» **WHAT YOU SHOULD DO**
Every line below that holds the string "JSON" should be copied out.
# start of RECORD LIST
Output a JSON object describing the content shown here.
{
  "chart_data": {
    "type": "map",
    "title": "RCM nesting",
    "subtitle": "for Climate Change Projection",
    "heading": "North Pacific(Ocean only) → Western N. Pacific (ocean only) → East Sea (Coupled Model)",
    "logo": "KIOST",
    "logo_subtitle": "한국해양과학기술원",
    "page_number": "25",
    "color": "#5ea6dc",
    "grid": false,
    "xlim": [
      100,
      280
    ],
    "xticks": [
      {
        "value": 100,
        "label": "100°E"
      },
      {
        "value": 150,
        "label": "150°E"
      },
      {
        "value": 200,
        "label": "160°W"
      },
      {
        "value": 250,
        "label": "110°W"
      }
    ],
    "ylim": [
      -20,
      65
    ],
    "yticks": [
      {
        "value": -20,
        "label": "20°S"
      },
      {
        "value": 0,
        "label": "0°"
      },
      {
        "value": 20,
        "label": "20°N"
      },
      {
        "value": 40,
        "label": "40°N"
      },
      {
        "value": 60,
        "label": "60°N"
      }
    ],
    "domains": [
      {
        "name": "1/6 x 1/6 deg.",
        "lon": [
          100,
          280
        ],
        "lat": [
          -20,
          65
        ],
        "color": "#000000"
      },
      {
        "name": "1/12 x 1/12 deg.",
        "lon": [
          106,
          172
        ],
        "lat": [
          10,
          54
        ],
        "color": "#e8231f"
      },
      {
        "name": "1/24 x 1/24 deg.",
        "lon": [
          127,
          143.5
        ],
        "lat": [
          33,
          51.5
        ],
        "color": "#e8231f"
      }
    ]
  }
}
# end of RECORD LIST
# start of RECORD LIST
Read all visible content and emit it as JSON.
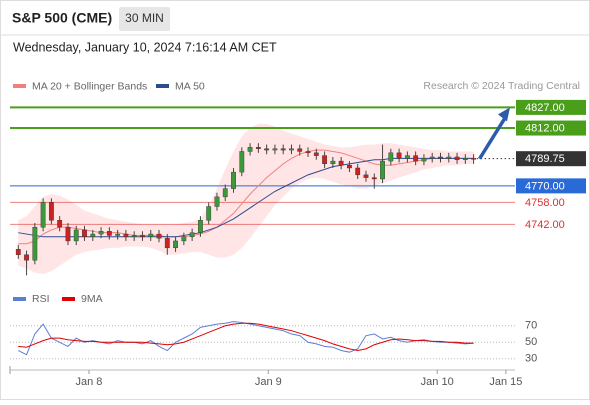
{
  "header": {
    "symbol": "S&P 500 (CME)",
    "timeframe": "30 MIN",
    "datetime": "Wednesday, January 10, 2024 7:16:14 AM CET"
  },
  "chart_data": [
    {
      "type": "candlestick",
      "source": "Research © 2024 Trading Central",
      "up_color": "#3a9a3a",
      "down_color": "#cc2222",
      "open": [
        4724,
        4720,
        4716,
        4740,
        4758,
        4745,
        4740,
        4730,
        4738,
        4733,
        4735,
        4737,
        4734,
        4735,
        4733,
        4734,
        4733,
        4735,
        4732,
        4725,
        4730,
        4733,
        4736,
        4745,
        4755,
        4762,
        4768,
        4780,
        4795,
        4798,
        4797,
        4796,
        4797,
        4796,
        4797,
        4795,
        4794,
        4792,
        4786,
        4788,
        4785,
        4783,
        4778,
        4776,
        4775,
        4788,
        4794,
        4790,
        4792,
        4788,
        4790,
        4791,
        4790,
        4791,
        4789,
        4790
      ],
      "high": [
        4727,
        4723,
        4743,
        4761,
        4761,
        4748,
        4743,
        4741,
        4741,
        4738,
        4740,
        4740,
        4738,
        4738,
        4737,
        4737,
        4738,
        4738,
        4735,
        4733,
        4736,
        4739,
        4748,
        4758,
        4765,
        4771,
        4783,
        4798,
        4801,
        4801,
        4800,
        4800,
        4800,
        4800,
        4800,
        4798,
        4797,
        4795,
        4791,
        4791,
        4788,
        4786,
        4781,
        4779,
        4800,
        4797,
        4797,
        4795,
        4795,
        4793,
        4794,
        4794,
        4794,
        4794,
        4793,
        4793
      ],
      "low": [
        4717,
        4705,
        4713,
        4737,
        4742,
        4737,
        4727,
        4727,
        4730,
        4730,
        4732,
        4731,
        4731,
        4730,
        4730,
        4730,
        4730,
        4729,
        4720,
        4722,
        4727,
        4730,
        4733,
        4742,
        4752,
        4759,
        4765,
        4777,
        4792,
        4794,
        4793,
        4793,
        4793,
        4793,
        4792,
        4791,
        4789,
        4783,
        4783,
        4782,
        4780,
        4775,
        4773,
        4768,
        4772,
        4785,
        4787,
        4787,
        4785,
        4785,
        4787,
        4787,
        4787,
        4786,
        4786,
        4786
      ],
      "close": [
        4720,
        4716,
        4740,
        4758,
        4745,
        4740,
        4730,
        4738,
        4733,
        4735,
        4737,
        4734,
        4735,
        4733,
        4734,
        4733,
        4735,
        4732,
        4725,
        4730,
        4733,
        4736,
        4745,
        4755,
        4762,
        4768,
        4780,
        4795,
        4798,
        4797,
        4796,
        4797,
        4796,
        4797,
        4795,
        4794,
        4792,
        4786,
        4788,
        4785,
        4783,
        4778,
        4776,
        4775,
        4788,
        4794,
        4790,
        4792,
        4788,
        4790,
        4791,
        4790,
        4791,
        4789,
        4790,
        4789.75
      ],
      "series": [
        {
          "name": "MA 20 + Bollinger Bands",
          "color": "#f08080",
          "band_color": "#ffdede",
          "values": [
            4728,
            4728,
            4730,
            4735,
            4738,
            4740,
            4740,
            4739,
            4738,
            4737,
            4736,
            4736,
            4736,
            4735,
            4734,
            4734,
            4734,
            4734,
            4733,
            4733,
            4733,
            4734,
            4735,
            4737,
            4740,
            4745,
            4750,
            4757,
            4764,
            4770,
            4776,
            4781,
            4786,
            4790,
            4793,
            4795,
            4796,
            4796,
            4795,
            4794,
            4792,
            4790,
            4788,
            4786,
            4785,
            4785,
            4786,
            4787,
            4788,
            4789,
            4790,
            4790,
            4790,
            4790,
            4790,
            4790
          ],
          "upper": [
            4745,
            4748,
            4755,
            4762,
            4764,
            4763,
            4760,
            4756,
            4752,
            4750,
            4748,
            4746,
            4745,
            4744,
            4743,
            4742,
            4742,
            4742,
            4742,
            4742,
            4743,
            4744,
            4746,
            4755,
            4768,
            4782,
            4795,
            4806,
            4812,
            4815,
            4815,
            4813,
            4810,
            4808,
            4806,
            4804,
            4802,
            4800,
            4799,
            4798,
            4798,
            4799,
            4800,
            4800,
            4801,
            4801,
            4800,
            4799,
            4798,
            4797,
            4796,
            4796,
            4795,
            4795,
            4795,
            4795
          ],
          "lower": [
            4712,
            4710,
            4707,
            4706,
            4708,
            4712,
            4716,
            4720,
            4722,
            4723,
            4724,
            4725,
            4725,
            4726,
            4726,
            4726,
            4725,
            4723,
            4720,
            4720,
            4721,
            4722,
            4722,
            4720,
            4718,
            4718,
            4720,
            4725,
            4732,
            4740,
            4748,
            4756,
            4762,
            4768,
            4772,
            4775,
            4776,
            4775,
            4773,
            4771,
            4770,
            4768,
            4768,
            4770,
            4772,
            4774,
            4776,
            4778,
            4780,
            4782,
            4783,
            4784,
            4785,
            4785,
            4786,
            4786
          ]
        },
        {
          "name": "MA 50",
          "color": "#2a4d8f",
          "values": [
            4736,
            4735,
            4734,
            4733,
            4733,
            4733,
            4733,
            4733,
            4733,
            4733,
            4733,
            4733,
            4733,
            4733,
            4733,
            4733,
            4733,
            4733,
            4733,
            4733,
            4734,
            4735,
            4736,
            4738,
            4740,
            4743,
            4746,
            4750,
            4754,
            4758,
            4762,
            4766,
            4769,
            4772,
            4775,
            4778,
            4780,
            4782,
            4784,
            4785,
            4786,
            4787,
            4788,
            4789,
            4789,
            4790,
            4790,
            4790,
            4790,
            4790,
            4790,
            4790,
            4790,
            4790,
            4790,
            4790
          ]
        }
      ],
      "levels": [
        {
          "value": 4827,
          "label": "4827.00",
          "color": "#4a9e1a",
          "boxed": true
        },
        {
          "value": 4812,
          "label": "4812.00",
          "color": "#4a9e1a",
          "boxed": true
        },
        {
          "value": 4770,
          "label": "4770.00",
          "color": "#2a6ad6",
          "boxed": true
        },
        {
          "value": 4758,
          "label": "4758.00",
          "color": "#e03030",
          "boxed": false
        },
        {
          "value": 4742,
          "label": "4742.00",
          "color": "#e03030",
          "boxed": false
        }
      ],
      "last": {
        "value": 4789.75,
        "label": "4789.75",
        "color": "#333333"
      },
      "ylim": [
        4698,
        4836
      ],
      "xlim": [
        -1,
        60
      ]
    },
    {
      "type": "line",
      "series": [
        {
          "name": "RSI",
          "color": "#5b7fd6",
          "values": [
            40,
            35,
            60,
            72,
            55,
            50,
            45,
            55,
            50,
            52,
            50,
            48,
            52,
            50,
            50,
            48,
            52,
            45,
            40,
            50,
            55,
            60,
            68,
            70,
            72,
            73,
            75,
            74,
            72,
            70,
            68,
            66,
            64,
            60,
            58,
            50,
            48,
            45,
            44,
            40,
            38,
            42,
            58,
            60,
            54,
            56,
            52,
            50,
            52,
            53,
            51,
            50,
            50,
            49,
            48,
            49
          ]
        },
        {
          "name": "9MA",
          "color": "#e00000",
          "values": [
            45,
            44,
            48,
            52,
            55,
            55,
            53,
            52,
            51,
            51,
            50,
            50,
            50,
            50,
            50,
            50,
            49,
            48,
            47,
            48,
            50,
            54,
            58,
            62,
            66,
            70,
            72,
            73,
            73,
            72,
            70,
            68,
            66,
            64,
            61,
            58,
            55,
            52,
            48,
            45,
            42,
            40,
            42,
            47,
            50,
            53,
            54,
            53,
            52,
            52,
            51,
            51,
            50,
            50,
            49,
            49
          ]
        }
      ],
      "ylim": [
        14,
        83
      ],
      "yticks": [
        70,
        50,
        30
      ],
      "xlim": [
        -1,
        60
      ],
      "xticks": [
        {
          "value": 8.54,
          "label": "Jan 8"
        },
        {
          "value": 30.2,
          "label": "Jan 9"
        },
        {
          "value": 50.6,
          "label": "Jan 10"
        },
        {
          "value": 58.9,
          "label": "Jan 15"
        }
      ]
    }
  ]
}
# end of RECORD LIST
» **EXERCISE OUTPUT**
Output a JSON object describing the content shown here.
Read all visible content and emit it as JSON.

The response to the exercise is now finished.